Goal - All of the lines below are to be transcribed faithfully, with pictures excluded from the copy.

The input -
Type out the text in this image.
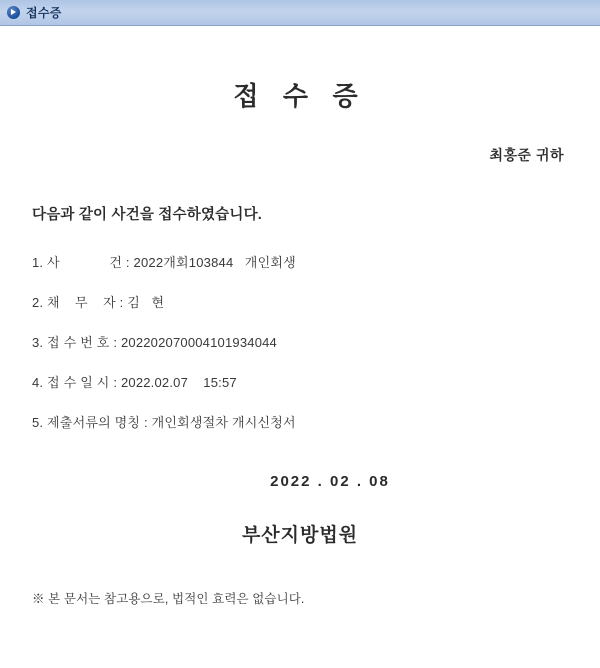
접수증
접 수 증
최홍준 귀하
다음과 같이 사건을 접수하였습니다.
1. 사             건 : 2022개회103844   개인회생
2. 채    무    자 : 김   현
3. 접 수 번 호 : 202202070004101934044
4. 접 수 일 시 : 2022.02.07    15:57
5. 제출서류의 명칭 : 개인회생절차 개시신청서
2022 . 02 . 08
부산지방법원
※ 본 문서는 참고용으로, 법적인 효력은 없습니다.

Full response -
Type out the text in this image.
접수증
접 수 증
최홍준 귀하
다음과 같이 사건을 접수하였습니다.
1. 사             건 : 2022개회103844   개인회생
2. 채    무    자 : 김   현
3. 접 수 번 호 : 202202070004101934044
4. 접 수 일 시 : 2022.02.07    15:57
5. 제출서류의 명칭 : 개인회생절차 개시신청서
2022 . 02 . 08
부산지방법원
※ 본 문서는 참고용으로, 법적인 효력은 없습니다.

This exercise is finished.